TO BE DONE: Find every line with the word "image". Copy those lines.

SUPPLIED DATA:

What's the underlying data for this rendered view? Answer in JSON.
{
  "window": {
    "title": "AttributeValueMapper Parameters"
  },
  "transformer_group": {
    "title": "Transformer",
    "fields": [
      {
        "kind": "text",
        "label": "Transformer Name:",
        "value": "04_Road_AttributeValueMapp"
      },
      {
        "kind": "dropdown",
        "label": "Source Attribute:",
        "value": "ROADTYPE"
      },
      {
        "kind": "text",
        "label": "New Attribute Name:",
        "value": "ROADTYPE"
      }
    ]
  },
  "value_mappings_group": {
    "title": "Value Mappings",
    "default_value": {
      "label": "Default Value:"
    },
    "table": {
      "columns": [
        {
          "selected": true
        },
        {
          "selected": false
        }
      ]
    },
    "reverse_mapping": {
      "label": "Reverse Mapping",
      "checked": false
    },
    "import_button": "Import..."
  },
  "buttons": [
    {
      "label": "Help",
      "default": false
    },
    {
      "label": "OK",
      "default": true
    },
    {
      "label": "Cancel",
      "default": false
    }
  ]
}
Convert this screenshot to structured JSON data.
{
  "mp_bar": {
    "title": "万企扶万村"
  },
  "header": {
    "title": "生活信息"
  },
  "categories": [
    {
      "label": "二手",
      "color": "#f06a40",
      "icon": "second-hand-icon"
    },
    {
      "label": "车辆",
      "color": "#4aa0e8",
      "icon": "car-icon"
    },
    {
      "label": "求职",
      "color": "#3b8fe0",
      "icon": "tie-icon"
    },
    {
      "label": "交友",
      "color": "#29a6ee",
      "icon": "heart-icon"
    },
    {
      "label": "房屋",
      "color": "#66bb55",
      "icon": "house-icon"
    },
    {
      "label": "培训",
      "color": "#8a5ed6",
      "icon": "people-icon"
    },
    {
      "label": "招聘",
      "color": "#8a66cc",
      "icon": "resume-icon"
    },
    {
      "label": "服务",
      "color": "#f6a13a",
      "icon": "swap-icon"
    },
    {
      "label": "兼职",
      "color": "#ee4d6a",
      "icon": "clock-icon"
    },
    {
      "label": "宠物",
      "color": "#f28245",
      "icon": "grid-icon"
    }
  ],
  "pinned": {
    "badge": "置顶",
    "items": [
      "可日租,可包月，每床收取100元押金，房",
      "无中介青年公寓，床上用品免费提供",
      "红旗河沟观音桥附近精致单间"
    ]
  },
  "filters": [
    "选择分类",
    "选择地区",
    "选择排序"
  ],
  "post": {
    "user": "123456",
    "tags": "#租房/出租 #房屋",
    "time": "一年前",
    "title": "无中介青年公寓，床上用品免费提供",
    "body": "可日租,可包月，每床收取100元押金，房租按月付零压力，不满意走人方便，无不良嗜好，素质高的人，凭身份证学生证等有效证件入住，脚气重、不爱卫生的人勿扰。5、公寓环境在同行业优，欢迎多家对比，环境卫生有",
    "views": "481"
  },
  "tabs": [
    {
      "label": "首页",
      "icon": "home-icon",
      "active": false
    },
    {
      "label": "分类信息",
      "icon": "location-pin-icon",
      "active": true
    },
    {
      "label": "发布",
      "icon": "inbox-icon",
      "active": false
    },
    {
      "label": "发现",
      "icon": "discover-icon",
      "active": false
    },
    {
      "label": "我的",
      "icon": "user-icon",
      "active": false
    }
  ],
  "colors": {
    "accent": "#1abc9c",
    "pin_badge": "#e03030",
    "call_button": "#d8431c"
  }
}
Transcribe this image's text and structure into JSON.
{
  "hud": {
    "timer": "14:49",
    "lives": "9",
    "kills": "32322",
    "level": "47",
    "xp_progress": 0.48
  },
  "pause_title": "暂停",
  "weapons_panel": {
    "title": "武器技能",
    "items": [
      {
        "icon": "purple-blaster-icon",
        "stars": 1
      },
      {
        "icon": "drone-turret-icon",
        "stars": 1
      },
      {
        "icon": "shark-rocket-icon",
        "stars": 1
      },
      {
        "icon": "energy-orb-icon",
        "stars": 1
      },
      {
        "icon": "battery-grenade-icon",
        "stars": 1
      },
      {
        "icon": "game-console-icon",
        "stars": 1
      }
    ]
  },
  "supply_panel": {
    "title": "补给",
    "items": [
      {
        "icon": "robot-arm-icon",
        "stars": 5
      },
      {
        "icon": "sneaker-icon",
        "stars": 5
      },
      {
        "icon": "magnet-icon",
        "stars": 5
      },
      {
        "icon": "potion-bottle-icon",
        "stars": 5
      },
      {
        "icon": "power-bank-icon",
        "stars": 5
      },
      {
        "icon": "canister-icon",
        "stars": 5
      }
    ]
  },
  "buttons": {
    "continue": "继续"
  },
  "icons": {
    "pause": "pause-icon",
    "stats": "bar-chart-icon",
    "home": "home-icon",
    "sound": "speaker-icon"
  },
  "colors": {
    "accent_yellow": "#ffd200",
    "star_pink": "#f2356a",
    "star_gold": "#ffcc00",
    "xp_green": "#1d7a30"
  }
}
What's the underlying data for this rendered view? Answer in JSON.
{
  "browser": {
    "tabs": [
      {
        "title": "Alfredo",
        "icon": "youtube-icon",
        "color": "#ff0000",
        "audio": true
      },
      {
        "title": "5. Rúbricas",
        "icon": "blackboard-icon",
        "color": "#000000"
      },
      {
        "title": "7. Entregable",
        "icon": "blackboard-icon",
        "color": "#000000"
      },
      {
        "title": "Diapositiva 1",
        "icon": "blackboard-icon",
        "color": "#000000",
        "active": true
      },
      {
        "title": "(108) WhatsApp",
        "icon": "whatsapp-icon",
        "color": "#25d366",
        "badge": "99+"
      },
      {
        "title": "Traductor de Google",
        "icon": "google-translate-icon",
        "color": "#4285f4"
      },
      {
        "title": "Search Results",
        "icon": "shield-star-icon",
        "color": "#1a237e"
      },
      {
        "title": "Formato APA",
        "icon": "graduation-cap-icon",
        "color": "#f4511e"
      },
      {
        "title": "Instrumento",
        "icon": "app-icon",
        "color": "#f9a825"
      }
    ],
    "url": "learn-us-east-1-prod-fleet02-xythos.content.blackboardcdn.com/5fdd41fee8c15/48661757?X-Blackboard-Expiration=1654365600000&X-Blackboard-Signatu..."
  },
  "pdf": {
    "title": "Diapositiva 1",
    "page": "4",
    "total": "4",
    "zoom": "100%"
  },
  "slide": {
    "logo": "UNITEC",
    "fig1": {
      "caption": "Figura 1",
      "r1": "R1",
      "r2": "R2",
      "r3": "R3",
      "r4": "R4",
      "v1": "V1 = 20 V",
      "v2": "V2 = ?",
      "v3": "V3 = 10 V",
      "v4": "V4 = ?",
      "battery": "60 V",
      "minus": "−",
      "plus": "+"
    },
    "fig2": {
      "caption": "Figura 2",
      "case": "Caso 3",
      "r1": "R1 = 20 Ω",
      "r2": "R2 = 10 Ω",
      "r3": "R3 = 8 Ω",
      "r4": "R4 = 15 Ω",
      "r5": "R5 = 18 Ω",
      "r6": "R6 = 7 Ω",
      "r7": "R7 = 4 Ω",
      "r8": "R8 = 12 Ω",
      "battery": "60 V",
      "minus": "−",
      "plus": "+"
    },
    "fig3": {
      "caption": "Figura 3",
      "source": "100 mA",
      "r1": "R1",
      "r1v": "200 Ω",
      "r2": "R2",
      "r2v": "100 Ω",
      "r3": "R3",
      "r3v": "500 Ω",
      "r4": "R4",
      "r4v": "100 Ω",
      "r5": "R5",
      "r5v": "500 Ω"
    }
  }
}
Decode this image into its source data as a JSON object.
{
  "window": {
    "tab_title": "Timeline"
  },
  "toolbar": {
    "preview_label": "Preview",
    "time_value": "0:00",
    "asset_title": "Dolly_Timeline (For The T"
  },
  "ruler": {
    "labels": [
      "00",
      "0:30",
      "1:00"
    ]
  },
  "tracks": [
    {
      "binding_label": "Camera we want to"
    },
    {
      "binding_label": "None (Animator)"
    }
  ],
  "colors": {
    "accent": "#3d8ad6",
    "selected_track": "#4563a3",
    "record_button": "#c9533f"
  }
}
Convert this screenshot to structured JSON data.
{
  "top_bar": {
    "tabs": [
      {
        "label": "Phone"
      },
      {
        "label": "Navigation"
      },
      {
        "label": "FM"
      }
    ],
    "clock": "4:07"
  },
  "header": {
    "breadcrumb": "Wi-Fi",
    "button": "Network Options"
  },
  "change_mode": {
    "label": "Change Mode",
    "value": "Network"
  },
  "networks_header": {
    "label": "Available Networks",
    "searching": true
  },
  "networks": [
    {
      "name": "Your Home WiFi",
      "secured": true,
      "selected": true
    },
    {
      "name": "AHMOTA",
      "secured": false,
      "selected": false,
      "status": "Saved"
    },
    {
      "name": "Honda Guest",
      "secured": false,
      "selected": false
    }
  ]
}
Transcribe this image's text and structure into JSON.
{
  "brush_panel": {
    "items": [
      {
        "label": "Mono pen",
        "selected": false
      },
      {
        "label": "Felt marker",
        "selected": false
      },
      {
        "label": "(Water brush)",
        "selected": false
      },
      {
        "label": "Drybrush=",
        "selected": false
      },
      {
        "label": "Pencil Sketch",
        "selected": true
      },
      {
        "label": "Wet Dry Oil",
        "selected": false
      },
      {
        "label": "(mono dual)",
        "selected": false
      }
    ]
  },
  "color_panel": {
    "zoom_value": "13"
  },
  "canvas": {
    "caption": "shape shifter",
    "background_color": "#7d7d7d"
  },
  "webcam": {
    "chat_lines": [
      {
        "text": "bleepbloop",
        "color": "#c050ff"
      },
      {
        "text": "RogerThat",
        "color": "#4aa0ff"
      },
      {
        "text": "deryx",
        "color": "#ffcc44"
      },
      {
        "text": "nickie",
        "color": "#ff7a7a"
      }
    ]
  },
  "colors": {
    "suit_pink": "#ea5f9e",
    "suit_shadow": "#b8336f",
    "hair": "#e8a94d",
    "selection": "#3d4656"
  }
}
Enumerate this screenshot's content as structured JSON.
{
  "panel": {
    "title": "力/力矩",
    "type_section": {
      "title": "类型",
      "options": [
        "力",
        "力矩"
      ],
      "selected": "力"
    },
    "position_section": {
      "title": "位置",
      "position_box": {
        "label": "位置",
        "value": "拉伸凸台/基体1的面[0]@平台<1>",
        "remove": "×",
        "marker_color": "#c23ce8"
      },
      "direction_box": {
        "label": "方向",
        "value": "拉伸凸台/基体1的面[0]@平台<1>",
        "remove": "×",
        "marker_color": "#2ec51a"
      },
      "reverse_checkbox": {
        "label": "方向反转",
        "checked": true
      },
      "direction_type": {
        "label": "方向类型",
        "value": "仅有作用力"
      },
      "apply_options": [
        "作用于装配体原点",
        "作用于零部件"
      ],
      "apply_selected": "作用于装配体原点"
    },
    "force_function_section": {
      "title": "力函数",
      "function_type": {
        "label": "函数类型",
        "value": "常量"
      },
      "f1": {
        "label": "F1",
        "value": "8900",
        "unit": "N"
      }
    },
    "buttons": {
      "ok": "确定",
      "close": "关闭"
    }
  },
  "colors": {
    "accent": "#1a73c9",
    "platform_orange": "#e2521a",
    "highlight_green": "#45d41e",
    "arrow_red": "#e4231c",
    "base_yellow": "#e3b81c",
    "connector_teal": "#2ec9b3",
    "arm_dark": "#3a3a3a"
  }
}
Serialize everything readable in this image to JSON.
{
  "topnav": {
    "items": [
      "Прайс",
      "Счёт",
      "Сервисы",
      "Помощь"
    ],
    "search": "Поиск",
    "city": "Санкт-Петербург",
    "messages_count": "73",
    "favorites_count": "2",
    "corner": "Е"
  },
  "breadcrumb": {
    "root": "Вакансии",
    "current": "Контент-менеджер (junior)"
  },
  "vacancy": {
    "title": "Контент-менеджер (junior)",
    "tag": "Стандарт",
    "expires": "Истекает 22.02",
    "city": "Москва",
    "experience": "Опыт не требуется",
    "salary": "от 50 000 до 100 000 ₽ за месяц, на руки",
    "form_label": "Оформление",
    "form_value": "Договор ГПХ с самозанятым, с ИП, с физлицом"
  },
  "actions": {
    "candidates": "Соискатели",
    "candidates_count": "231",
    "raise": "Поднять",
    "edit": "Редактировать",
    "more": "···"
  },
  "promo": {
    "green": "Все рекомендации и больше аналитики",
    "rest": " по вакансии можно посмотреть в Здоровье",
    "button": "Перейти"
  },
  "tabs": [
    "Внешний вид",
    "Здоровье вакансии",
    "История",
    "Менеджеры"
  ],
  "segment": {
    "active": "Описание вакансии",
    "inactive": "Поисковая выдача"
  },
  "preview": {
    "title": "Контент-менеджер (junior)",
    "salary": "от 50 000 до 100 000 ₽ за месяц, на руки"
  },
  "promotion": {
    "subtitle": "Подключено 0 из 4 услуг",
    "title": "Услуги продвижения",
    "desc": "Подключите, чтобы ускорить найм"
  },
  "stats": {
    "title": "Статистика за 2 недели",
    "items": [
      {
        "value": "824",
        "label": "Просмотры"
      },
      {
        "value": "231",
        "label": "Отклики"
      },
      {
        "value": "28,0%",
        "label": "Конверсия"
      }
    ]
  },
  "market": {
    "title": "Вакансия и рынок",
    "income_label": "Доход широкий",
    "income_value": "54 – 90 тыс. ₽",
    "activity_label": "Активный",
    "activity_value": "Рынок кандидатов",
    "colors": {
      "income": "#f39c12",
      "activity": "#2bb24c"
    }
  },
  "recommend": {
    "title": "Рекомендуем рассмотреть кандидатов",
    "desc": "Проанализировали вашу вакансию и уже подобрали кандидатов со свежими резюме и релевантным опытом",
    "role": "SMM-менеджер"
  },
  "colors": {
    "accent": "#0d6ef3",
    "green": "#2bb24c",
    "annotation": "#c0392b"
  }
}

EXPECTED ANSWER:
Transcribe this image's text and structure into JSON.
Decode this image into its source data as a JSON object.
Transcribe this image's text and structure into JSON.
Serialize everything readable in this image to JSON.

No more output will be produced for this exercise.